Extracted records:
--------------------------------
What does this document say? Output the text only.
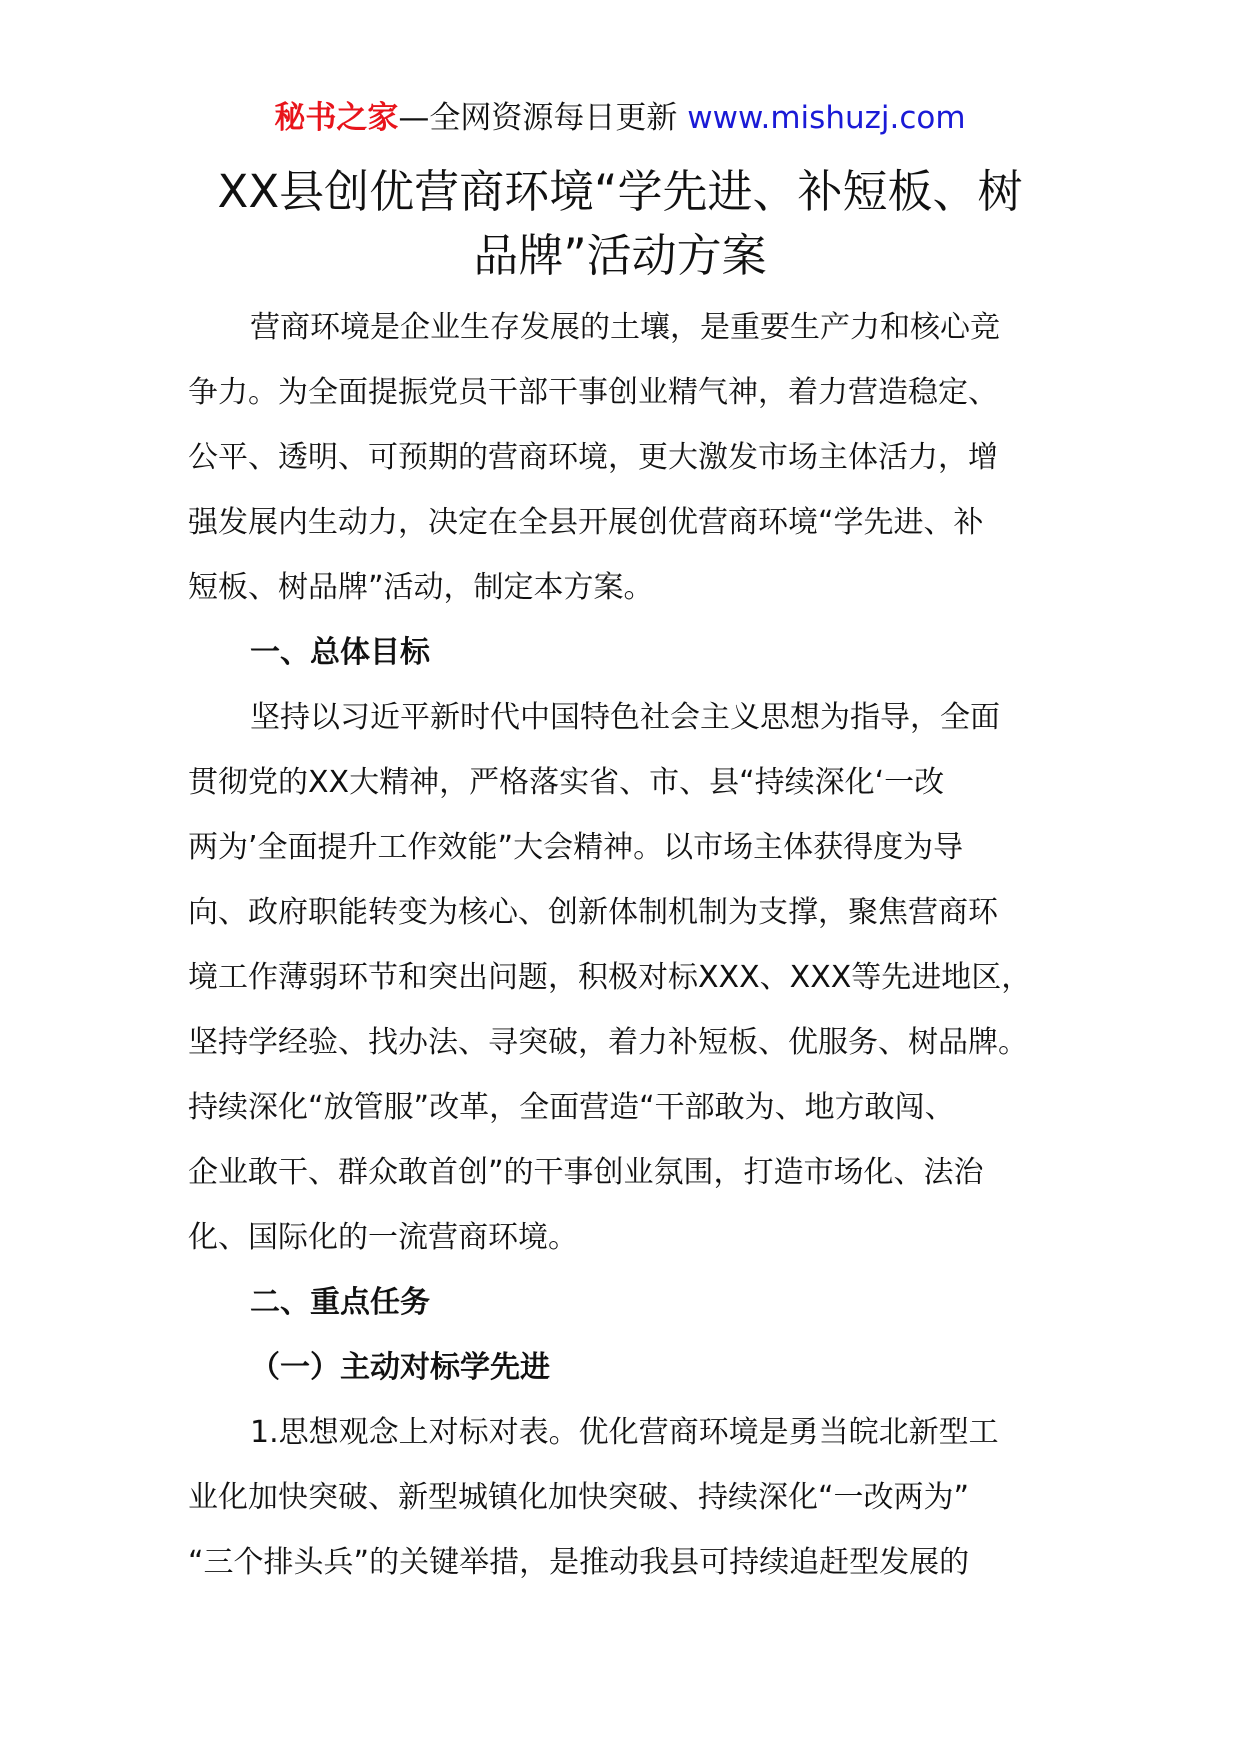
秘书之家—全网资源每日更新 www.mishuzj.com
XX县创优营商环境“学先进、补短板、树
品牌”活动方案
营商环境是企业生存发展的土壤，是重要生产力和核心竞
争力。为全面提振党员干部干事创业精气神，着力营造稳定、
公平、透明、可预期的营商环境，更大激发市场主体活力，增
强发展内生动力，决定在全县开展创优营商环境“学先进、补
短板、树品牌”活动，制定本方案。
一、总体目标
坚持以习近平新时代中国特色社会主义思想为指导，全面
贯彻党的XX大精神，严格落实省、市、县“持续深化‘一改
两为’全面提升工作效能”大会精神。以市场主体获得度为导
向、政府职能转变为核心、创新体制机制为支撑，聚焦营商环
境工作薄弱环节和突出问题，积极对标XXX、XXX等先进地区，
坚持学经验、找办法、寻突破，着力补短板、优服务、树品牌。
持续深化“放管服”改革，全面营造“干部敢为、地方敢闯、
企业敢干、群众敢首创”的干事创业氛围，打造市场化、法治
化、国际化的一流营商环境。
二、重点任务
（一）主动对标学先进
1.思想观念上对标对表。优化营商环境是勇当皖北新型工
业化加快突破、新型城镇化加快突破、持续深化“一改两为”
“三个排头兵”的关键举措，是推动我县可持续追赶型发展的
--------------------------------
■ Problem
Each entry above is to be written out again unchanged, apart from the pictures, which are left out.

■ Finished task
What does this document say? Output the text only.
秘书之家—全网资源每日更新 www.mishuzj.com
XX县创优营商环境“学先进、补短板、树
品牌”活动方案
营商环境是企业生存发展的土壤，是重要生产力和核心竞
争力。为全面提振党员干部干事创业精气神，着力营造稳定、
公平、透明、可预期的营商环境，更大激发市场主体活力，增
强发展内生动力，决定在全县开展创优营商环境“学先进、补
短板、树品牌”活动，制定本方案。
一、总体目标
坚持以习近平新时代中国特色社会主义思想为指导，全面
贯彻党的XX大精神，严格落实省、市、县“持续深化‘一改
两为’全面提升工作效能”大会精神。以市场主体获得度为导
向、政府职能转变为核心、创新体制机制为支撑，聚焦营商环
境工作薄弱环节和突出问题，积极对标XXX、XXX等先进地区，
坚持学经验、找办法、寻突破，着力补短板、优服务、树品牌。
持续深化“放管服”改革，全面营造“干部敢为、地方敢闯、
企业敢干、群众敢首创”的干事创业氛围，打造市场化、法治
化、国际化的一流营商环境。
二、重点任务
（一）主动对标学先进
1.思想观念上对标对表。优化营商环境是勇当皖北新型工
业化加快突破、新型城镇化加快突破、持续深化“一改两为”
“三个排头兵”的关键举措，是推动我县可持续追赶型发展的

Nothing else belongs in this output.